Give the number of lines that include the word "smut", and nothing else.
▽
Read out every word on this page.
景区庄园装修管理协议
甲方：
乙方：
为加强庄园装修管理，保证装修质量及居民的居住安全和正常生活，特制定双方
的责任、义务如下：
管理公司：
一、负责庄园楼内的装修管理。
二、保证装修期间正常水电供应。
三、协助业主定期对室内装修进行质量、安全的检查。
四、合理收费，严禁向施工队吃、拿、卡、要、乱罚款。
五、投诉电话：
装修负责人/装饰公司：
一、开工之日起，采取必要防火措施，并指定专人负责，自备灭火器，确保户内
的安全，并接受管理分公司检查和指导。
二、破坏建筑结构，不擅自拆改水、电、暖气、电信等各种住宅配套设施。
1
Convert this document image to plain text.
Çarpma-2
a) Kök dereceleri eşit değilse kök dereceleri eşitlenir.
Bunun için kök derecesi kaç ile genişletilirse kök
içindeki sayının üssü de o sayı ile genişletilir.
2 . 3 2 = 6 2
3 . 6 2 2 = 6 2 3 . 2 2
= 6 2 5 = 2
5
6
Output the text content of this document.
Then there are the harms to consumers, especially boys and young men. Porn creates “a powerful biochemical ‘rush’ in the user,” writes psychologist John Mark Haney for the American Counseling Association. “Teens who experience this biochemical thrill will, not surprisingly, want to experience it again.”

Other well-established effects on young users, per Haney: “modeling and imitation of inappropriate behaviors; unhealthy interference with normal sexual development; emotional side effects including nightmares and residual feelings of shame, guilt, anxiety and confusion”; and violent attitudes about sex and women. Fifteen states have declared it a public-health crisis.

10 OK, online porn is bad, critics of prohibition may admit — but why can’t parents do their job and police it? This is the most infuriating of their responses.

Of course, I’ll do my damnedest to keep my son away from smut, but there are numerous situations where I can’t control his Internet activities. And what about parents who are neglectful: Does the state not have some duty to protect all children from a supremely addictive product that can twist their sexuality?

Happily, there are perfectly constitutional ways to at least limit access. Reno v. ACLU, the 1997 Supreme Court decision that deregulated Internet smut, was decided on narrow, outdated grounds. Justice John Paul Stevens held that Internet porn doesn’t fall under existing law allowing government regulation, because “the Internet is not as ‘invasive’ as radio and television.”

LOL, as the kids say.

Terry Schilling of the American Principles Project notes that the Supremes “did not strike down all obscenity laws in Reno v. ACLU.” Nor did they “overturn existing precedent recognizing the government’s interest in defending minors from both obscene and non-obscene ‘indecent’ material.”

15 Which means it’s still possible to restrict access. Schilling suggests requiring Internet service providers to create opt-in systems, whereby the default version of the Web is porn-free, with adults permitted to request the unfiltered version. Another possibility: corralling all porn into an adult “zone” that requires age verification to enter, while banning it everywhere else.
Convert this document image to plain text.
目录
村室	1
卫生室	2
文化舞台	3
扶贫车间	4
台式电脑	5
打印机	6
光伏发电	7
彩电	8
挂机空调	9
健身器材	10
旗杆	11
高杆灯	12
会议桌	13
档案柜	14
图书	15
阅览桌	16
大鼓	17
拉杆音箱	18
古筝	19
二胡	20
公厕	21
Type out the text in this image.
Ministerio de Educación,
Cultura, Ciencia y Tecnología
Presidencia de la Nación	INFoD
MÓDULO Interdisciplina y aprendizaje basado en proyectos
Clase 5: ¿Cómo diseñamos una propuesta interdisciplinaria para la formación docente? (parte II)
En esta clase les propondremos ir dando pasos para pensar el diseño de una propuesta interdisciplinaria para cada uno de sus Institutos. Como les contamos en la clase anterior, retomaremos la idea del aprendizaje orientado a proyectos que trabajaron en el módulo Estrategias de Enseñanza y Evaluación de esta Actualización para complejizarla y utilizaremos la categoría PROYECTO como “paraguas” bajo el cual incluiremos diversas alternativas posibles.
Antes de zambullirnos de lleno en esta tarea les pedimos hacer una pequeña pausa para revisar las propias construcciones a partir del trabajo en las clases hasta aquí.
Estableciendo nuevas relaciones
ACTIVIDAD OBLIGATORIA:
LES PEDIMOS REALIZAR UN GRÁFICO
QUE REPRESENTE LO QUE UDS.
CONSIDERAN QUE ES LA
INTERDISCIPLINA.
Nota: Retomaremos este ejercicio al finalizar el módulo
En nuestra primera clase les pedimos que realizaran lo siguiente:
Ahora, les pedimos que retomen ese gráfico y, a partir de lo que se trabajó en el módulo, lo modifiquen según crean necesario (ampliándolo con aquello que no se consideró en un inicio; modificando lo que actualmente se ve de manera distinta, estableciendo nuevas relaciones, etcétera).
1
△
#### TASK ANSWER:
2